### [Your instructions]
Gather up every line from the entries below that uses the word "vertical".

### [Data excerpts]
* start *

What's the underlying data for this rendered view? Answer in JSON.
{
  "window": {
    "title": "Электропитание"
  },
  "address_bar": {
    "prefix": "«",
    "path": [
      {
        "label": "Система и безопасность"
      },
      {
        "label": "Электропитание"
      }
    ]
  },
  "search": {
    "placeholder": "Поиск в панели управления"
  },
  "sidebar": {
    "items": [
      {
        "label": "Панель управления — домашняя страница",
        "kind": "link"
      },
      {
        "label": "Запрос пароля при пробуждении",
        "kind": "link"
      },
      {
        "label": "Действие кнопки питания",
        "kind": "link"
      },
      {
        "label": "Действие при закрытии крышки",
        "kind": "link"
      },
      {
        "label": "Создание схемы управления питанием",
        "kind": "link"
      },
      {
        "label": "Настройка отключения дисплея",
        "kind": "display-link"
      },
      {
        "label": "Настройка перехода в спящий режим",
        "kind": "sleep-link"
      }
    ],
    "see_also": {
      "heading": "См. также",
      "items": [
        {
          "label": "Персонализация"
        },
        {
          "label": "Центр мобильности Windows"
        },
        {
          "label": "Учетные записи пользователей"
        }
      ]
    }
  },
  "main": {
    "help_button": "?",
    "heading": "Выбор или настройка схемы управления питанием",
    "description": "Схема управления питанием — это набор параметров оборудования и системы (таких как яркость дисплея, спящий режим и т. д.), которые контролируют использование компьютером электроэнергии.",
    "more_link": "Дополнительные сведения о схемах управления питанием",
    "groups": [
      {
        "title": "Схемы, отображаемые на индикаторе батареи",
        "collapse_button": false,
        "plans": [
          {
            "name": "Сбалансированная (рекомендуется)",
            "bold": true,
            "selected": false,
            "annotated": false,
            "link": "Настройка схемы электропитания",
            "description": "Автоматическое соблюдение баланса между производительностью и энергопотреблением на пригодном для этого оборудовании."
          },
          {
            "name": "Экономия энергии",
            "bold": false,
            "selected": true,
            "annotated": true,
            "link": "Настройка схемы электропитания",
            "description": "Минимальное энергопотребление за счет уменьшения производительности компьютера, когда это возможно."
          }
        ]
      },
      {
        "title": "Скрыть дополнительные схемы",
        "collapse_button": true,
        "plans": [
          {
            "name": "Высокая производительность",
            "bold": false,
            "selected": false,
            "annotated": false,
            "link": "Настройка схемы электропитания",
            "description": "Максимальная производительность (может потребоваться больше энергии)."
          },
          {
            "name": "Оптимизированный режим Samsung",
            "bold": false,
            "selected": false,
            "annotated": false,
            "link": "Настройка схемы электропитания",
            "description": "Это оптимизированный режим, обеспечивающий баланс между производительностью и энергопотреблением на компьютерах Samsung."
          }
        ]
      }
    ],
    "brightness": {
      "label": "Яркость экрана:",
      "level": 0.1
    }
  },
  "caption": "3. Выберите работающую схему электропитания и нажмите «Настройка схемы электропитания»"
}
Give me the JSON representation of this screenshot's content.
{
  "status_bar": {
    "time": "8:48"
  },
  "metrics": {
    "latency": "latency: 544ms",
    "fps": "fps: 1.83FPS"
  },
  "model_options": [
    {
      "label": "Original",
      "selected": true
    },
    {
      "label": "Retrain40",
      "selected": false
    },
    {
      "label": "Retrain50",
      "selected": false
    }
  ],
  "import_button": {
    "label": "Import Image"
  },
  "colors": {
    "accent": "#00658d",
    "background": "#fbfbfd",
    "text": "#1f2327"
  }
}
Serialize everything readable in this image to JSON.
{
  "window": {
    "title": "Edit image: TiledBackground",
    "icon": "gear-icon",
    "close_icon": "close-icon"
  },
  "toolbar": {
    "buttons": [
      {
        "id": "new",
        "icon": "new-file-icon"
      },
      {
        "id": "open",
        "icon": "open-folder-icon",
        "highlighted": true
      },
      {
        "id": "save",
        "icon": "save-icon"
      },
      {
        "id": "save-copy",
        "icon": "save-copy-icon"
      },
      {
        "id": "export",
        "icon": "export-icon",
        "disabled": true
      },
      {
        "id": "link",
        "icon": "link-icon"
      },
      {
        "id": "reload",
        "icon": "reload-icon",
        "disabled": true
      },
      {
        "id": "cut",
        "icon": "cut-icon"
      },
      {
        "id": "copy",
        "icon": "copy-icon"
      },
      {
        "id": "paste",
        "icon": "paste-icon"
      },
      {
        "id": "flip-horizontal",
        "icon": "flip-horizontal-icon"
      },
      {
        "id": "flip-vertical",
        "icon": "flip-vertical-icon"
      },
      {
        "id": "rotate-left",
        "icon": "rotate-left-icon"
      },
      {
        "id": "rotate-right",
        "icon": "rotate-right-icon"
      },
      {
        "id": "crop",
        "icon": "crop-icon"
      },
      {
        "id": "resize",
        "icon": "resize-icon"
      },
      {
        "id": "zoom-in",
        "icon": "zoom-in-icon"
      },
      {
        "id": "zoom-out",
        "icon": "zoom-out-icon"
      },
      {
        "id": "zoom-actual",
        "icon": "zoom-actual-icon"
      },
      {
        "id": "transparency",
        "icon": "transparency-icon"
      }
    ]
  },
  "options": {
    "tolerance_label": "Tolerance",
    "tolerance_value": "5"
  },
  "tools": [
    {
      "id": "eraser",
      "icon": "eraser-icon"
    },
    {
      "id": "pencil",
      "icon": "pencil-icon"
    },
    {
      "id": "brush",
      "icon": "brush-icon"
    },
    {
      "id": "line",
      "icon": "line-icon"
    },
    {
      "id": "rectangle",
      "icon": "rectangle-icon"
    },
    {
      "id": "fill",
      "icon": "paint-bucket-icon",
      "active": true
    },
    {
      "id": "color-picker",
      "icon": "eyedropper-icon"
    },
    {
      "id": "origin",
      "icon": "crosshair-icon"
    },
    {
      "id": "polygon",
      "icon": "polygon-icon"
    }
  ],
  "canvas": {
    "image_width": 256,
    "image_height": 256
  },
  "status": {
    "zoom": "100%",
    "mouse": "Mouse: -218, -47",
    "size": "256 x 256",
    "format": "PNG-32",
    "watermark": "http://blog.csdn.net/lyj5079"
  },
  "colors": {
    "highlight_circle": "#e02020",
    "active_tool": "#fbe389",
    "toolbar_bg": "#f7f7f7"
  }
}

* end *

### [Result for this task]
        "id": "flip-vertical",
        "icon": "flip-vertical-icon"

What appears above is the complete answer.